> _OBJECTIVE_
Reproduce the entries word for word, and omit any picture you find in them.

> _EXCERPTED DATA_
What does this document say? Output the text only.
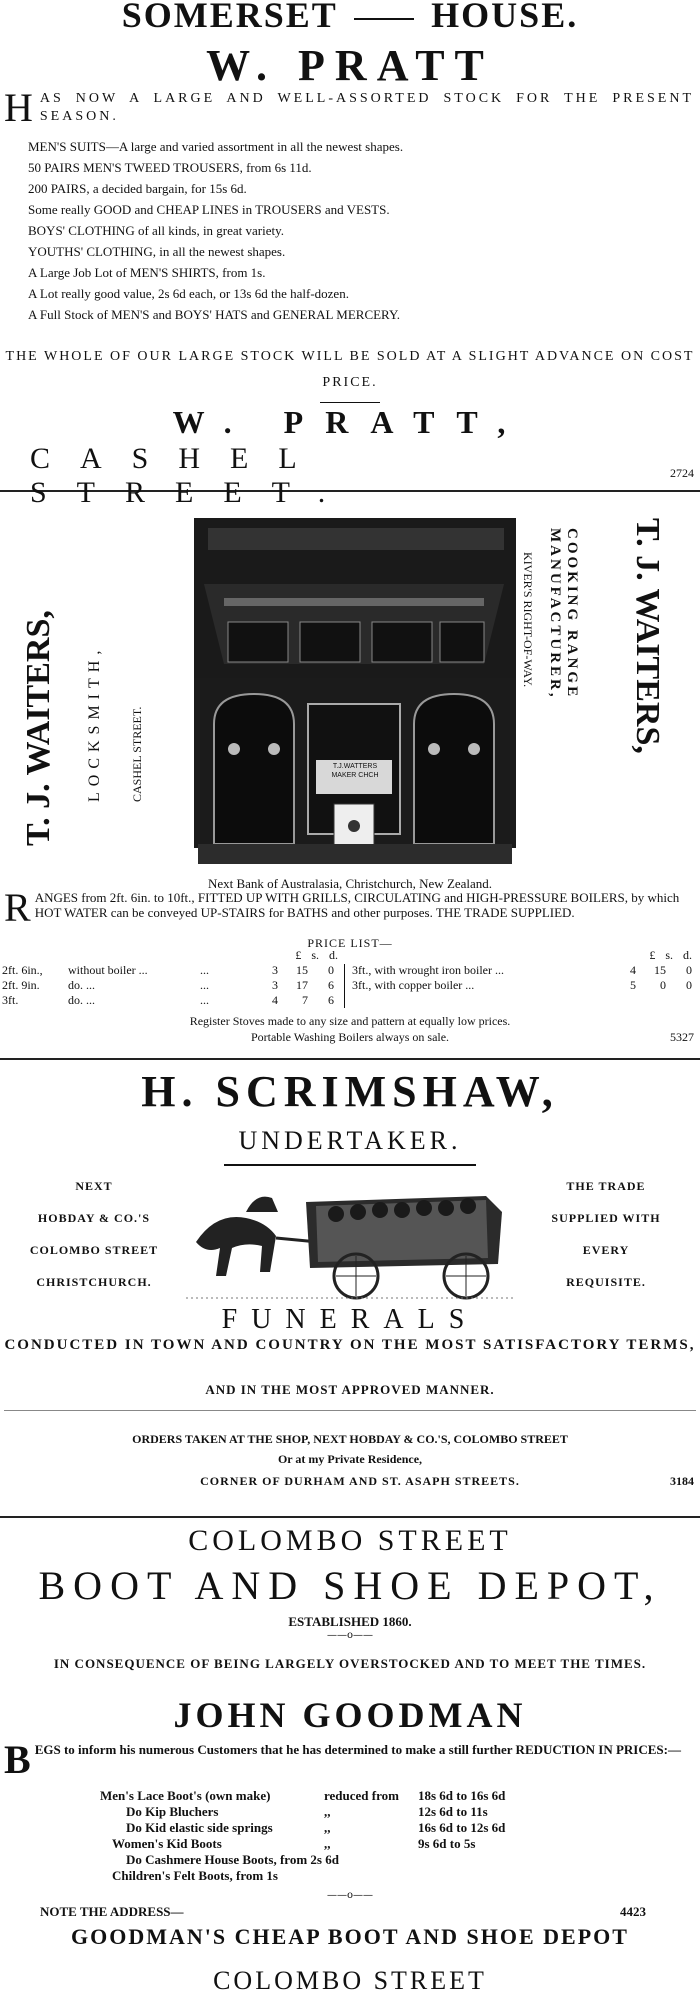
SOMERSET	HOUSE.
W. PRATT
H AS NOW A LARGE AND WELL-ASSORTED STOCK FOR THE PRESENT SEASON.
MEN'S SUITS—A large and varied assortment in all the newest shapes.
50 PAIRS MEN'S TWEED TROUSERS, from 6s 11d.
200 PAIRS, a decided bargain, for 15s 6d.
Some really GOOD and CHEAP LINES in TROUSERS and VESTS.
BOYS' CLOTHING of all kinds, in great variety.
YOUTHS' CLOTHING, in all the newest shapes.
A Large Job Lot of MEN'S SHIRTS, from 1s.
A Lot really good value, 2s 6d each, or 13s 6d the half-dozen.
A Full Stock of MEN'S and BOYS' HATS and GENERAL MERCERY.
THE WHOLE OF OUR LARGE STOCK WILL BE SOLD AT A SLIGHT ADVANCE ON COST PRICE.
W. PRATT,
CASHEL STREET.
2724
T. J. WAITERS, LOCKSMITH, CASHEL STREET.	T.J.WATTERS
MAKER CHCH
COOKING RANGE MANUFACTURER,
KIVER'S RIGHT-OF-WAY.	T. J. WAITERS,
Next Bank of Australasia, Christchurch, New Zealand.
R ANGES from 2ft. 6in. to 10ft., FITTED UP WITH GRILLS, CIRCULATING and HIGH-PRESSURE BOILERS, by which HOT WATER can be conveyed UP-STAIRS for BATHS and other purposes. THE TRADE SUPPLIED.
PRICE LIST—
£ s. d.
2ft. 6in.,	without boiler ...	...	3	15	0
2ft. 9in.	do. ...	...	3	17	6
3ft.	do. ...	...	4	7	6
£ s. d.
3ft., with wrought iron boiler ...	4	15	0
3ft., with copper boiler ...	5	0	0
Register Stoves made to any size and pattern at equally low prices.
Portable Washing Boilers always on sale.	5327
H. SCRIMSHAW,
UNDERTAKER.
NEXT
HOBDAY & CO.'S
COLOMBO STREET
CHRISTCHURCH.
THE TRADE
SUPPLIED WITH
EVERY
REQUISITE.
FUNERALS
CONDUCTED IN TOWN AND COUNTRY ON THE MOST SATISFACTORY TERMS,
AND IN THE MOST APPROVED MANNER.
ORDERS TAKEN AT THE SHOP, NEXT HOBDAY & CO.'S, COLOMBO STREET
Or at my Private Residence,
CORNER OF DURHAM AND ST. ASAPH STREETS.	3184
COLOMBO STREET
BOOT AND SHOE DEPOT,
ESTABLISHED 1860.
——o——
IN CONSEQUENCE OF BEING LARGELY OVERSTOCKED AND TO MEET THE TIMES.
JOHN GOODMAN
B EGS to inform his numerous Customers that he has determined to make a still further REDUCTION IN PRICES:—
Men's Lace Boot's (own make)	reduced from	18s 6d to 16s 6d
Do Kip Bluchers	,,	12s 6d to 11s
Do Kid elastic side springs	,,	16s 6d to 12s 6d
Women's Kid Boots	,,	9s 6d to 5s
Do Cashmere House Boots, from 2s 6d
Children's Felt Boots, from 1s
——o——
NOTE THE ADDRESS—	4423
GOODMAN'S CHEAP BOOT AND SHOE DEPOT
COLOMBO STREET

> _CORRECT RESULT_
What does this document say? Output the text only.
SOMERSET	HOUSE.
W. PRATT
H AS NOW A LARGE AND WELL-ASSORTED STOCK FOR THE PRESENT SEASON.
MEN'S SUITS—A large and varied assortment in all the newest shapes.
50 PAIRS MEN'S TWEED TROUSERS, from 6s 11d.
200 PAIRS, a decided bargain, for 15s 6d.
Some really GOOD and CHEAP LINES in TROUSERS and VESTS.
BOYS' CLOTHING of all kinds, in great variety.
YOUTHS' CLOTHING, in all the newest shapes.
A Large Job Lot of MEN'S SHIRTS, from 1s.
A Lot really good value, 2s 6d each, or 13s 6d the half-dozen.
A Full Stock of MEN'S and BOYS' HATS and GENERAL MERCERY.
THE WHOLE OF OUR LARGE STOCK WILL BE SOLD AT A SLIGHT ADVANCE ON COST PRICE.
W. PRATT,
CASHEL STREET.
2724
T. J. WAITERS, LOCKSMITH, CASHEL STREET.	T.J.WATTERS
MAKER CHCH
COOKING RANGE MANUFACTURER,
KIVER'S RIGHT-OF-WAY.	T. J. WAITERS,
Next Bank of Australasia, Christchurch, New Zealand.
R ANGES from 2ft. 6in. to 10ft., FITTED UP WITH GRILLS, CIRCULATING and HIGH-PRESSURE BOILERS, by which HOT WATER can be conveyed UP-STAIRS for BATHS and other purposes. THE TRADE SUPPLIED.
PRICE LIST—
£ s. d.
2ft. 6in.,	without boiler ...	...	3	15	0
2ft. 9in.	do. ...	...	3	17	6
3ft.	do. ...	...	4	7	6
£ s. d.
3ft., with wrought iron boiler ...	4	15	0
3ft., with copper boiler ...	5	0	0
Register Stoves made to any size and pattern at equally low prices.
Portable Washing Boilers always on sale.	5327
H. SCRIMSHAW,
UNDERTAKER.
NEXT
HOBDAY & CO.'S
COLOMBO STREET
CHRISTCHURCH.
THE TRADE
SUPPLIED WITH
EVERY
REQUISITE.
FUNERALS
CONDUCTED IN TOWN AND COUNTRY ON THE MOST SATISFACTORY TERMS,
AND IN THE MOST APPROVED MANNER.
ORDERS TAKEN AT THE SHOP, NEXT HOBDAY & CO.'S, COLOMBO STREET
Or at my Private Residence,
CORNER OF DURHAM AND ST. ASAPH STREETS.	3184
COLOMBO STREET
BOOT AND SHOE DEPOT,
ESTABLISHED 1860.
——o——
IN CONSEQUENCE OF BEING LARGELY OVERSTOCKED AND TO MEET THE TIMES.
JOHN GOODMAN
B EGS to inform his numerous Customers that he has determined to make a still further REDUCTION IN PRICES:—
Men's Lace Boot's (own make)	reduced from	18s 6d to 16s 6d
Do Kip Bluchers	,,	12s 6d to 11s
Do Kid elastic side springs	,,	16s 6d to 12s 6d
Women's Kid Boots	,,	9s 6d to 5s
Do Cashmere House Boots, from 2s 6d
Children's Felt Boots, from 1s
——o——
NOTE THE ADDRESS—	4423
GOODMAN'S CHEAP BOOT AND SHOE DEPOT
COLOMBO STREET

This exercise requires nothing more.